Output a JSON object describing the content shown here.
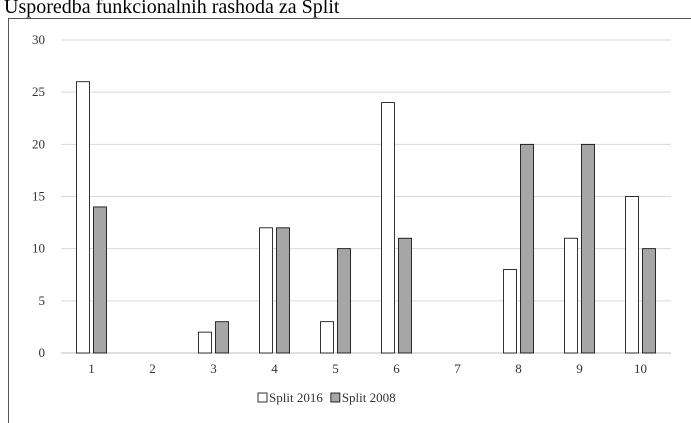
{
  "chart_data": {
    "type": "bar",
    "title": "Usporedba funkcionalnih rashoda za Split",
    "categories": [
      "1",
      "2",
      "3",
      "4",
      "5",
      "6",
      "7",
      "8",
      "9",
      "10"
    ],
    "series": [
      {
        "name": "Split 2016",
        "color": "#ffffff",
        "values": [
          26,
          0,
          2,
          12,
          3,
          24,
          0,
          8,
          11,
          15
        ]
      },
      {
        "name": "Split 2008",
        "color": "#a6a6a6",
        "values": [
          14,
          0,
          3,
          12,
          10,
          11,
          0,
          20,
          20,
          10
        ]
      }
    ],
    "ylim": [
      0,
      30
    ],
    "yticks": [
      0,
      5,
      10,
      15,
      20,
      25,
      30
    ],
    "grid": true,
    "legend": "bottom"
  }
}
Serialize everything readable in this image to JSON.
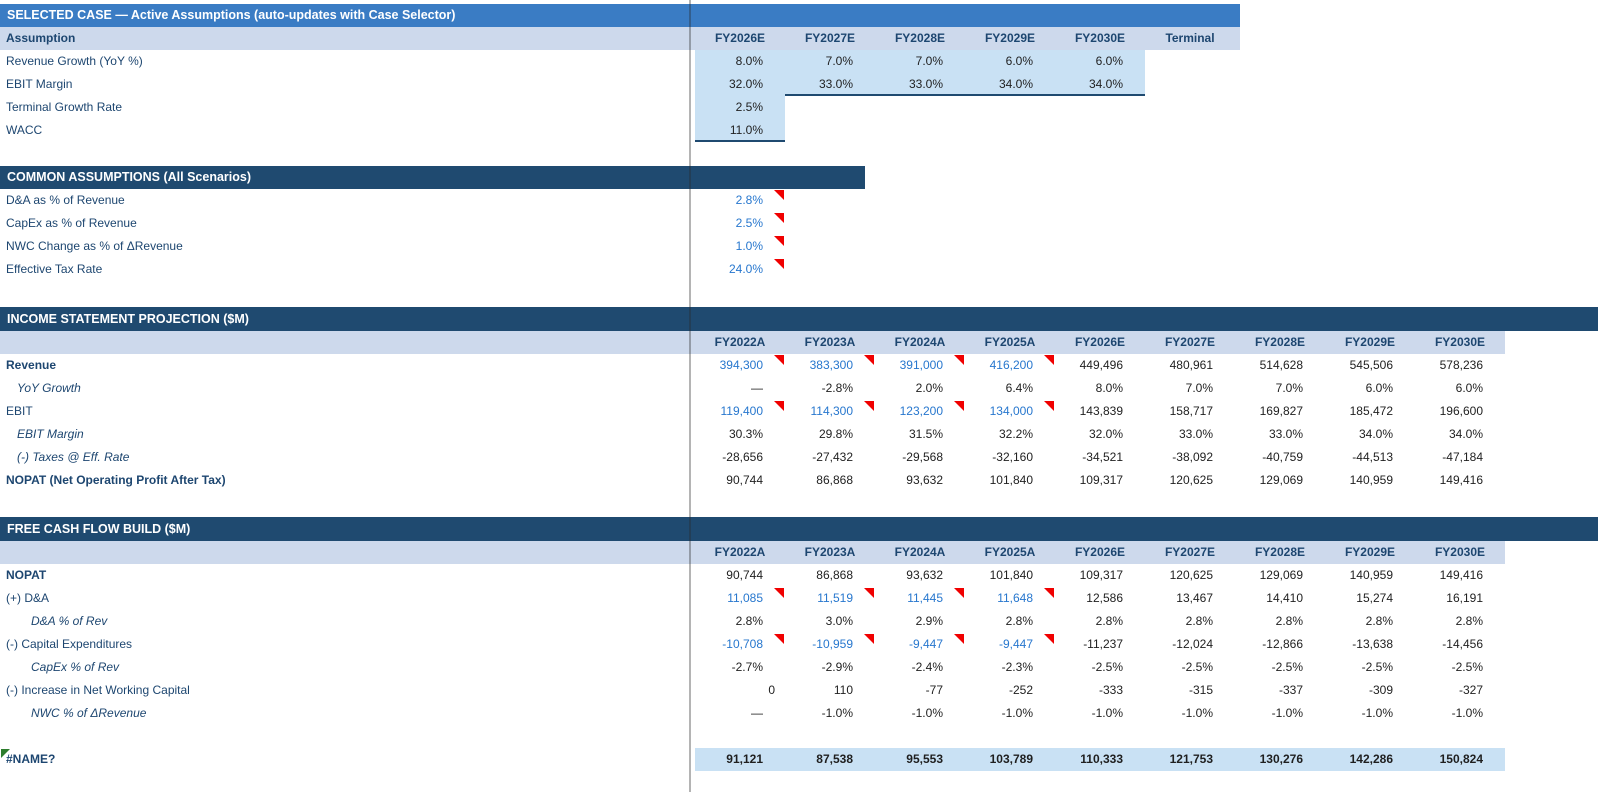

━━━━

From the material above, reproduce everything verbatim except the pictures.

▶ Result of the task:
Output a JSON object describing the content shown here.
{
  "chart_data": {
    "type": "bar",
    "title": "Usporedba funkcionalnih rashoda za Split",
    "categories": [
      "1",
      "2",
      "3",
      "4",
      "5",
      "6",
      "7",
      "8",
      "9",
      "10"
    ],
    "series": [
      {
        "name": "Split 2016",
        "color": "#ffffff",
        "values": [
          26,
          0,
          2,
          12,
          3,
          24,
          0,
          8,
          11,
          15
        ]
      },
      {
        "name": "Split 2008",
        "color": "#a6a6a6",
        "values": [
          14,
          0,
          3,
          12,
          10,
          11,
          0,
          20,
          20,
          10
        ]
      }
    ],
    "ylim": [
      0,
      30
    ],
    "yticks": [
      0,
      5,
      10,
      15,
      20,
      25,
      30
    ],
    "grid": true,
    "legend": "bottom"
  }
}
Serialize everything readable in this image to JSON.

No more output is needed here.